• Task goal:
Repeat each entry verbatim.

Records from a data source:
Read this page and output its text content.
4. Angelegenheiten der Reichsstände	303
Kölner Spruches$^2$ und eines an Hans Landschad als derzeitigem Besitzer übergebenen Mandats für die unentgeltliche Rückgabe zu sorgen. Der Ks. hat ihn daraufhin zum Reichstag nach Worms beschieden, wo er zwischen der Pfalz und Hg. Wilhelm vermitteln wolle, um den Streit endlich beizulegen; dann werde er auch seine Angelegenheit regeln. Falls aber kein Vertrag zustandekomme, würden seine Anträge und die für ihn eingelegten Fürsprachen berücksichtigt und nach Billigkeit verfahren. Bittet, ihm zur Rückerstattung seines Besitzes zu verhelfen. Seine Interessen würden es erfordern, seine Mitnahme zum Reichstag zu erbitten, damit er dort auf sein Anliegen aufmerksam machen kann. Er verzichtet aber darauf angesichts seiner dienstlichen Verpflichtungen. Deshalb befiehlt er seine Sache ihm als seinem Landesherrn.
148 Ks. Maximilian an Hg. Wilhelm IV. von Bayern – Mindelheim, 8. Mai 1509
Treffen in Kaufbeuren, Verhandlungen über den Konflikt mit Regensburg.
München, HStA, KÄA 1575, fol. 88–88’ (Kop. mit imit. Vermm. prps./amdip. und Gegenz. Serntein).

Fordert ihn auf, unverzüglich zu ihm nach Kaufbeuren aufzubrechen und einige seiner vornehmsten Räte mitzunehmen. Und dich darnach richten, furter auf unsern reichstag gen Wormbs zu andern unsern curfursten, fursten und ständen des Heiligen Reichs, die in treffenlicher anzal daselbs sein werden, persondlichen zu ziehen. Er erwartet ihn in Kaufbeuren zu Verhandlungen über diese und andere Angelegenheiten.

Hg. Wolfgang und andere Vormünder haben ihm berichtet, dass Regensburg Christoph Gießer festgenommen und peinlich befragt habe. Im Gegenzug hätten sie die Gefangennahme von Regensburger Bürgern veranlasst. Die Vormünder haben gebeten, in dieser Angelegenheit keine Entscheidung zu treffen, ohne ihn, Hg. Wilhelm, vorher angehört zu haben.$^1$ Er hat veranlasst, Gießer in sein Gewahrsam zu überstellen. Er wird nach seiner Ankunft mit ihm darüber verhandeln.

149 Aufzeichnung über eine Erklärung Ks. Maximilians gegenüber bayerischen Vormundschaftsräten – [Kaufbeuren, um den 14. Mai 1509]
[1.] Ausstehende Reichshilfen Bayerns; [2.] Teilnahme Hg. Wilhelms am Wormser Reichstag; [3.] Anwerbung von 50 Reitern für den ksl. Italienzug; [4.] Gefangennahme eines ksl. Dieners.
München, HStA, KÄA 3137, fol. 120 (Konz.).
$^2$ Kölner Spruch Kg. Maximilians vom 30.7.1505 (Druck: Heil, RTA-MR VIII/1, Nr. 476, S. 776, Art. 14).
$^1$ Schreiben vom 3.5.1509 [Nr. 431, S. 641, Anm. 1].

• Result for this exercise:
Read this page and output its text content.
4. Angelegenheiten der Reichsstände	303
Kölner Spruches$^2$ und eines an Hans Landschad als derzeitigem Besitzer übergebenen Mandats für die unentgeltliche Rückgabe zu sorgen. Der Ks. hat ihn daraufhin zum Reichstag nach Worms beschieden, wo er zwischen der Pfalz und Hg. Wilhelm vermitteln wolle, um den Streit endlich beizulegen; dann werde er auch seine Angelegenheit regeln. Falls aber kein Vertrag zustandekomme, würden seine Anträge und die für ihn eingelegten Fürsprachen berücksichtigt und nach Billigkeit verfahren. Bittet, ihm zur Rückerstattung seines Besitzes zu verhelfen. Seine Interessen würden es erfordern, seine Mitnahme zum Reichstag zu erbitten, damit er dort auf sein Anliegen aufmerksam machen kann. Er verzichtet aber darauf angesichts seiner dienstlichen Verpflichtungen. Deshalb befiehlt er seine Sache ihm als seinem Landesherrn.
148 Ks. Maximilian an Hg. Wilhelm IV. von Bayern – Mindelheim, 8. Mai 1509
Treffen in Kaufbeuren, Verhandlungen über den Konflikt mit Regensburg.
München, HStA, KÄA 1575, fol. 88–88’ (Kop. mit imit. Vermm. prps./amdip. und Gegenz. Serntein).

Fordert ihn auf, unverzüglich zu ihm nach Kaufbeuren aufzubrechen und einige seiner vornehmsten Räte mitzunehmen. Und dich darnach richten, furter auf unsern reichstag gen Wormbs zu andern unsern curfursten, fursten und ständen des Heiligen Reichs, die in treffenlicher anzal daselbs sein werden, persondlichen zu ziehen. Er erwartet ihn in Kaufbeuren zu Verhandlungen über diese und andere Angelegenheiten.

Hg. Wolfgang und andere Vormünder haben ihm berichtet, dass Regensburg Christoph Gießer festgenommen und peinlich befragt habe. Im Gegenzug hätten sie die Gefangennahme von Regensburger Bürgern veranlasst. Die Vormünder haben gebeten, in dieser Angelegenheit keine Entscheidung zu treffen, ohne ihn, Hg. Wilhelm, vorher angehört zu haben.$^1$ Er hat veranlasst, Gießer in sein Gewahrsam zu überstellen. Er wird nach seiner Ankunft mit ihm darüber verhandeln.

149 Aufzeichnung über eine Erklärung Ks. Maximilians gegenüber bayerischen Vormundschaftsräten – [Kaufbeuren, um den 14. Mai 1509]
[1.] Ausstehende Reichshilfen Bayerns; [2.] Teilnahme Hg. Wilhelms am Wormser Reichstag; [3.] Anwerbung von 50 Reitern für den ksl. Italienzug; [4.] Gefangennahme eines ksl. Dieners.
München, HStA, KÄA 3137, fol. 120 (Konz.).
$^2$ Kölner Spruch Kg. Maximilians vom 30.7.1505 (Druck: Heil, RTA-MR VIII/1, Nr. 476, S. 776, Art. 14).
$^1$ Schreiben vom 3.5.1509 [Nr. 431, S. 641, Anm. 1].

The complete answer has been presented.